▶ [PROBLEM REQUIREMENTS] Give the listing below again in full, exactly as written.

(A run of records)
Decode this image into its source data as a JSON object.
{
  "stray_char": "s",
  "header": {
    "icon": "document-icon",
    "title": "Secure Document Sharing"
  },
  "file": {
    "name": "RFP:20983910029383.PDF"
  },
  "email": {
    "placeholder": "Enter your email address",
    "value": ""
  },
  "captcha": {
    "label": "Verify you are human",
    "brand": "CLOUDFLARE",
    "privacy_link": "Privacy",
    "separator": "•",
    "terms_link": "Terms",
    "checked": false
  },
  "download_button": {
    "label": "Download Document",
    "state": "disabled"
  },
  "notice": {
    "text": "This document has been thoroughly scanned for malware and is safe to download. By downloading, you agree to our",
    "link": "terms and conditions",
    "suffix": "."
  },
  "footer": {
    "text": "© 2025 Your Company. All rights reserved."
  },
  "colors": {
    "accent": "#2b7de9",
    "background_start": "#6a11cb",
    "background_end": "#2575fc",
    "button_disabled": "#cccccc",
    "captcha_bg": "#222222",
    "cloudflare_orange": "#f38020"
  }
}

▶ [ANSWER TO THE PROBLEM]
Decode this image into its source data as a JSON object.
{
  "stray_char": "s",
  "header": {
    "icon": "document-icon",
    "title": "Secure Document Sharing"
  },
  "file": {
    "name": "RFP:20983910029383.PDF"
  },
  "email": {
    "placeholder": "Enter your email address",
    "value": ""
  },
  "captcha": {
    "label": "Verify you are human",
    "brand": "CLOUDFLARE",
    "privacy_link": "Privacy",
    "separator": "•",
    "terms_link": "Terms",
    "checked": false
  },
  "download_button": {
    "label": "Download Document",
    "state": "disabled"
  },
  "notice": {
    "text": "This document has been thoroughly scanned for malware and is safe to download. By downloading, you agree to our",
    "link": "terms and conditions",
    "suffix": "."
  },
  "footer": {
    "text": "© 2025 Your Company. All rights reserved."
  },
  "colors": {
    "accent": "#2b7de9",
    "background_start": "#6a11cb",
    "background_end": "#2575fc",
    "button_disabled": "#cccccc",
    "captcha_bg": "#222222",
    "cloudflare_orange": "#f38020"
  }
}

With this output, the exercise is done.